• [Stated task]: Copy out every record below exactly as written, but leave out any pictures.

* BEGIN *

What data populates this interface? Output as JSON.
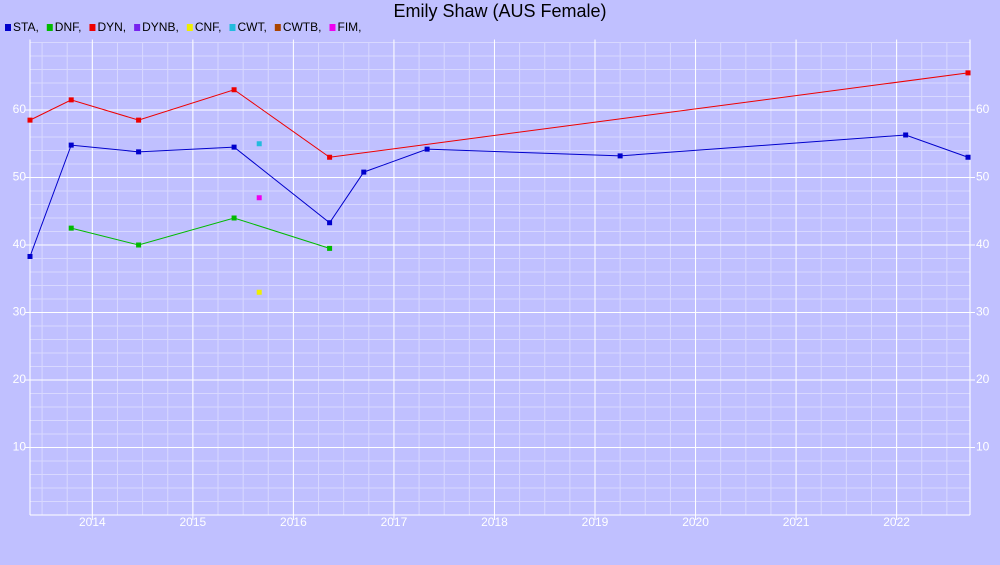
{
  "chart_data": {
    "type": "line",
    "title": "Emily Shaw (AUS Female)",
    "xlim": [
      2013.38,
      2022.73
    ],
    "xticks": [
      2014,
      2015,
      2016,
      2017,
      2018,
      2019,
      2020,
      2021,
      2022
    ],
    "ylim": [
      0,
      70
    ],
    "yticks": [
      10,
      20,
      30,
      40,
      50,
      60
    ],
    "grid": true,
    "legend": "top-left",
    "background": "#c0c0ff",
    "series": [
      {
        "name": "STA,",
        "color": "#0000cc",
        "x": [
          2013.38,
          2013.79,
          2014.46,
          2015.41,
          2016.36,
          2016.7,
          2017.33,
          2019.25,
          2022.09,
          2022.71
        ],
        "values": [
          38.3,
          54.8,
          53.8,
          54.5,
          43.3,
          50.8,
          54.2,
          53.2,
          56.3,
          53.0
        ]
      },
      {
        "name": "DNF,",
        "color": "#00bb00",
        "x": [
          2013.79,
          2014.46,
          2015.41,
          2016.36
        ],
        "values": [
          42.5,
          40.0,
          44.0,
          39.5
        ]
      },
      {
        "name": "DYN,",
        "color": "#ee0000",
        "x": [
          2013.38,
          2013.79,
          2014.46,
          2015.41,
          2016.36,
          2022.71
        ],
        "values": [
          58.5,
          61.5,
          58.5,
          63.0,
          53.0,
          65.5
        ]
      },
      {
        "name": "DYNB,",
        "color": "#7722ee",
        "x": [],
        "values": []
      },
      {
        "name": "CNF,",
        "color": "#eeee00",
        "x": [
          2015.66
        ],
        "values": [
          33.0
        ]
      },
      {
        "name": "CWT,",
        "color": "#22bbdd",
        "x": [
          2015.66
        ],
        "values": [
          55.0
        ]
      },
      {
        "name": "CWTB,",
        "color": "#aa4400",
        "x": [],
        "values": []
      },
      {
        "name": "FIM,",
        "color": "#ee00ee",
        "x": [
          2015.66
        ],
        "values": [
          47.0
        ]
      }
    ]
  }
}
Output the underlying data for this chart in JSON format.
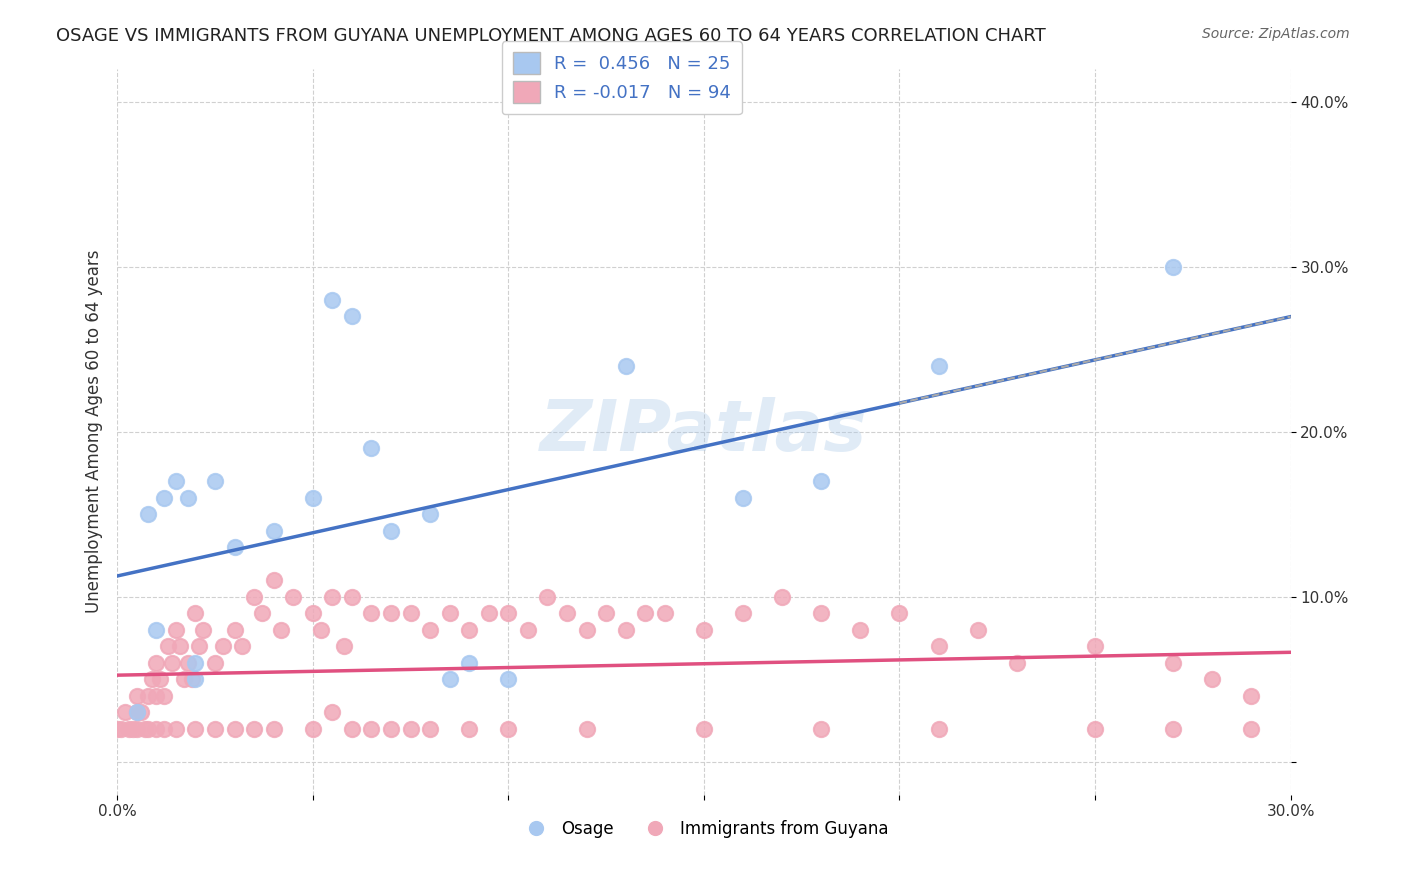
{
  "title": "OSAGE VS IMMIGRANTS FROM GUYANA UNEMPLOYMENT AMONG AGES 60 TO 64 YEARS CORRELATION CHART",
  "source": "Source: ZipAtlas.com",
  "xlabel": "",
  "ylabel": "Unemployment Among Ages 60 to 64 years",
  "xlim": [
    0.0,
    0.3
  ],
  "ylim": [
    -0.02,
    0.42
  ],
  "xticks": [
    0.0,
    0.05,
    0.1,
    0.15,
    0.2,
    0.25,
    0.3
  ],
  "xticklabels": [
    "0.0%",
    "",
    "",
    "",
    "",
    "",
    "30.0%"
  ],
  "yticks": [
    0.0,
    0.1,
    0.2,
    0.3,
    0.4
  ],
  "yticklabels": [
    "",
    "10.0%",
    "20.0%",
    "30.0%",
    "40.0%"
  ],
  "osage_R": 0.456,
  "osage_N": 25,
  "guyana_R": -0.017,
  "guyana_N": 94,
  "osage_color": "#a8c8f0",
  "guyana_color": "#f0a8b8",
  "osage_line_color": "#4472c4",
  "guyana_line_color": "#e05080",
  "watermark": "ZIPatlas",
  "background_color": "#ffffff",
  "grid_color": "#d0d0d0",
  "osage_x": [
    0.005,
    0.008,
    0.01,
    0.012,
    0.015,
    0.018,
    0.02,
    0.02,
    0.025,
    0.03,
    0.04,
    0.05,
    0.055,
    0.06,
    0.065,
    0.07,
    0.08,
    0.085,
    0.09,
    0.1,
    0.13,
    0.16,
    0.18,
    0.21,
    0.27
  ],
  "osage_y": [
    0.03,
    0.15,
    0.08,
    0.16,
    0.17,
    0.16,
    0.05,
    0.06,
    0.17,
    0.13,
    0.14,
    0.16,
    0.28,
    0.27,
    0.19,
    0.14,
    0.15,
    0.05,
    0.06,
    0.05,
    0.24,
    0.16,
    0.17,
    0.24,
    0.3
  ],
  "guyana_x": [
    0.0,
    0.001,
    0.002,
    0.003,
    0.004,
    0.005,
    0.005,
    0.006,
    0.007,
    0.008,
    0.009,
    0.01,
    0.01,
    0.011,
    0.012,
    0.013,
    0.014,
    0.015,
    0.016,
    0.017,
    0.018,
    0.019,
    0.02,
    0.021,
    0.022,
    0.025,
    0.027,
    0.03,
    0.032,
    0.035,
    0.037,
    0.04,
    0.042,
    0.045,
    0.05,
    0.052,
    0.055,
    0.058,
    0.06,
    0.065,
    0.07,
    0.075,
    0.08,
    0.085,
    0.09,
    0.095,
    0.1,
    0.105,
    0.11,
    0.115,
    0.12,
    0.125,
    0.13,
    0.135,
    0.14,
    0.15,
    0.16,
    0.17,
    0.18,
    0.19,
    0.2,
    0.21,
    0.22,
    0.23,
    0.25,
    0.27,
    0.28,
    0.29,
    0.005,
    0.008,
    0.01,
    0.012,
    0.015,
    0.02,
    0.025,
    0.03,
    0.035,
    0.04,
    0.05,
    0.055,
    0.06,
    0.065,
    0.07,
    0.075,
    0.08,
    0.09,
    0.1,
    0.12,
    0.15,
    0.18,
    0.21,
    0.29,
    0.25,
    0.27
  ],
  "guyana_y": [
    0.02,
    0.02,
    0.03,
    0.02,
    0.02,
    0.03,
    0.04,
    0.03,
    0.02,
    0.04,
    0.05,
    0.04,
    0.06,
    0.05,
    0.04,
    0.07,
    0.06,
    0.08,
    0.07,
    0.05,
    0.06,
    0.05,
    0.09,
    0.07,
    0.08,
    0.06,
    0.07,
    0.08,
    0.07,
    0.1,
    0.09,
    0.11,
    0.08,
    0.1,
    0.09,
    0.08,
    0.1,
    0.07,
    0.1,
    0.09,
    0.09,
    0.09,
    0.08,
    0.09,
    0.08,
    0.09,
    0.09,
    0.08,
    0.1,
    0.09,
    0.08,
    0.09,
    0.08,
    0.09,
    0.09,
    0.08,
    0.09,
    0.1,
    0.09,
    0.08,
    0.09,
    0.07,
    0.08,
    0.06,
    0.07,
    0.06,
    0.05,
    0.04,
    0.02,
    0.02,
    0.02,
    0.02,
    0.02,
    0.02,
    0.02,
    0.02,
    0.02,
    0.02,
    0.02,
    0.03,
    0.02,
    0.02,
    0.02,
    0.02,
    0.02,
    0.02,
    0.02,
    0.02,
    0.02,
    0.02,
    0.02,
    0.02,
    0.02,
    0.02
  ]
}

* END *

• [Output for this task]:
What data populates this interface? Output as JSON.
{
  "chart_data": {
    "type": "line",
    "title": "Emily Shaw (AUS Female)",
    "xlim": [
      2013.38,
      2022.73
    ],
    "xticks": [
      2014,
      2015,
      2016,
      2017,
      2018,
      2019,
      2020,
      2021,
      2022
    ],
    "ylim": [
      0,
      70
    ],
    "yticks": [
      10,
      20,
      30,
      40,
      50,
      60
    ],
    "grid": true,
    "legend": "top-left",
    "background": "#c0c0ff",
    "series": [
      {
        "name": "STA,",
        "color": "#0000cc",
        "x": [
          2013.38,
          2013.79,
          2014.46,
          2015.41,
          2016.36,
          2016.7,
          2017.33,
          2019.25,
          2022.09,
          2022.71
        ],
        "values": [
          38.3,
          54.8,
          53.8,
          54.5,
          43.3,
          50.8,
          54.2,
          53.2,
          56.3,
          53.0
        ]
      },
      {
        "name": "DNF,",
        "color": "#00bb00",
        "x": [
          2013.79,
          2014.46,
          2015.41,
          2016.36
        ],
        "values": [
          42.5,
          40.0,
          44.0,
          39.5
        ]
      },
      {
        "name": "DYN,",
        "color": "#ee0000",
        "x": [
          2013.38,
          2013.79,
          2014.46,
          2015.41,
          2016.36,
          2022.71
        ],
        "values": [
          58.5,
          61.5,
          58.5,
          63.0,
          53.0,
          65.5
        ]
      },
      {
        "name": "DYNB,",
        "color": "#7722ee",
        "x": [],
        "values": []
      },
      {
        "name": "CNF,",
        "color": "#eeee00",
        "x": [
          2015.66
        ],
        "values": [
          33.0
        ]
      },
      {
        "name": "CWT,",
        "color": "#22bbdd",
        "x": [
          2015.66
        ],
        "values": [
          55.0
        ]
      },
      {
        "name": "CWTB,",
        "color": "#aa4400",
        "x": [],
        "values": []
      },
      {
        "name": "FIM,",
        "color": "#ee00ee",
        "x": [
          2015.66
        ],
        "values": [
          47.0
        ]
      }
    ]
  }
}
Output the underlying data for this chart in JSON format.
{
  "title": "OSAGE VS IMMIGRANTS FROM GUYANA UNEMPLOYMENT AMONG AGES 60 TO 64 YEARS CORRELATION CHART",
  "source": "Source: ZipAtlas.com",
  "xlabel": "",
  "ylabel": "Unemployment Among Ages 60 to 64 years",
  "xlim": [
    0.0,
    0.3
  ],
  "ylim": [
    -0.02,
    0.42
  ],
  "xticks": [
    0.0,
    0.05,
    0.1,
    0.15,
    0.2,
    0.25,
    0.3
  ],
  "xticklabels": [
    "0.0%",
    "",
    "",
    "",
    "",
    "",
    "30.0%"
  ],
  "yticks": [
    0.0,
    0.1,
    0.2,
    0.3,
    0.4
  ],
  "yticklabels": [
    "",
    "10.0%",
    "20.0%",
    "30.0%",
    "40.0%"
  ],
  "osage_R": 0.456,
  "osage_N": 25,
  "guyana_R": -0.017,
  "guyana_N": 94,
  "osage_color": "#a8c8f0",
  "guyana_color": "#f0a8b8",
  "osage_line_color": "#4472c4",
  "guyana_line_color": "#e05080",
  "watermark": "ZIPatlas",
  "background_color": "#ffffff",
  "grid_color": "#d0d0d0",
  "osage_x": [
    0.005,
    0.008,
    0.01,
    0.012,
    0.015,
    0.018,
    0.02,
    0.02,
    0.025,
    0.03,
    0.04,
    0.05,
    0.055,
    0.06,
    0.065,
    0.07,
    0.08,
    0.085,
    0.09,
    0.1,
    0.13,
    0.16,
    0.18,
    0.21,
    0.27
  ],
  "osage_y": [
    0.03,
    0.15,
    0.08,
    0.16,
    0.17,
    0.16,
    0.05,
    0.06,
    0.17,
    0.13,
    0.14,
    0.16,
    0.28,
    0.27,
    0.19,
    0.14,
    0.15,
    0.05,
    0.06,
    0.05,
    0.24,
    0.16,
    0.17,
    0.24,
    0.3
  ],
  "guyana_x": [
    0.0,
    0.001,
    0.002,
    0.003,
    0.004,
    0.005,
    0.005,
    0.006,
    0.007,
    0.008,
    0.009,
    0.01,
    0.01,
    0.011,
    0.012,
    0.013,
    0.014,
    0.015,
    0.016,
    0.017,
    0.018,
    0.019,
    0.02,
    0.021,
    0.022,
    0.025,
    0.027,
    0.03,
    0.032,
    0.035,
    0.037,
    0.04,
    0.042,
    0.045,
    0.05,
    0.052,
    0.055,
    0.058,
    0.06,
    0.065,
    0.07,
    0.075,
    0.08,
    0.085,
    0.09,
    0.095,
    0.1,
    0.105,
    0.11,
    0.115,
    0.12,
    0.125,
    0.13,
    0.135,
    0.14,
    0.15,
    0.16,
    0.17,
    0.18,
    0.19,
    0.2,
    0.21,
    0.22,
    0.23,
    0.25,
    0.27,
    0.28,
    0.29,
    0.005,
    0.008,
    0.01,
    0.012,
    0.015,
    0.02,
    0.025,
    0.03,
    0.035,
    0.04,
    0.05,
    0.055,
    0.06,
    0.065,
    0.07,
    0.075,
    0.08,
    0.09,
    0.1,
    0.12,
    0.15,
    0.18,
    0.21,
    0.29,
    0.25,
    0.27
  ],
  "guyana_y": [
    0.02,
    0.02,
    0.03,
    0.02,
    0.02,
    0.03,
    0.04,
    0.03,
    0.02,
    0.04,
    0.05,
    0.04,
    0.06,
    0.05,
    0.04,
    0.07,
    0.06,
    0.08,
    0.07,
    0.05,
    0.06,
    0.05,
    0.09,
    0.07,
    0.08,
    0.06,
    0.07,
    0.08,
    0.07,
    0.1,
    0.09,
    0.11,
    0.08,
    0.1,
    0.09,
    0.08,
    0.1,
    0.07,
    0.1,
    0.09,
    0.09,
    0.09,
    0.08,
    0.09,
    0.08,
    0.09,
    0.09,
    0.08,
    0.1,
    0.09,
    0.08,
    0.09,
    0.08,
    0.09,
    0.09,
    0.08,
    0.09,
    0.1,
    0.09,
    0.08,
    0.09,
    0.07,
    0.08,
    0.06,
    0.07,
    0.06,
    0.05,
    0.04,
    0.02,
    0.02,
    0.02,
    0.02,
    0.02,
    0.02,
    0.02,
    0.02,
    0.02,
    0.02,
    0.02,
    0.03,
    0.02,
    0.02,
    0.02,
    0.02,
    0.02,
    0.02,
    0.02,
    0.02,
    0.02,
    0.02,
    0.02,
    0.02,
    0.02,
    0.02
  ]
}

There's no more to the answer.